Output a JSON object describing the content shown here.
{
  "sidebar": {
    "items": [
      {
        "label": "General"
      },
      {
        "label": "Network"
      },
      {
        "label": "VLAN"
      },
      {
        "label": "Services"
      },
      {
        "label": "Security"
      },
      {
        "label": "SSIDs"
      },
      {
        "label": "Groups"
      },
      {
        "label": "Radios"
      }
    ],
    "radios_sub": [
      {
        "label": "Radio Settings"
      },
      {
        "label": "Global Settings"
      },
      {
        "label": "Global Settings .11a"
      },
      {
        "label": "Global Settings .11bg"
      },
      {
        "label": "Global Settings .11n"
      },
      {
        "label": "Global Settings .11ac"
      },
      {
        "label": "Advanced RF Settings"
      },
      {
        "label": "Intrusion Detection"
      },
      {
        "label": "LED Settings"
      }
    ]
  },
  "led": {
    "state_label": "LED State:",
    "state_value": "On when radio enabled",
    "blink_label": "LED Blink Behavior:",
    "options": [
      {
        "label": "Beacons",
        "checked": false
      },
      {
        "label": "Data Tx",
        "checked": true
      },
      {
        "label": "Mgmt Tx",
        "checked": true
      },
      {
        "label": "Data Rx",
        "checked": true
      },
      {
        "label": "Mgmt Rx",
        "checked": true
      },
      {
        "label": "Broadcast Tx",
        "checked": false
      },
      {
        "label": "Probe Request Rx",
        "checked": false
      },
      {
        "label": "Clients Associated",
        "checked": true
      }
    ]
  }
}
--
- [What the task requires]: Gather all lines of the records that include the word "Settings".

- [The completed task]:
        "label": "Radio Settings"
        "label": "Global Settings"
        "label": "Global Settings .11a"
        "label": "Global Settings .11bg"
        "label": "Global Settings .11n"
        "label": "Global Settings .11ac"
        "label": "Advanced RF Settings"
        "label": "LED Settings"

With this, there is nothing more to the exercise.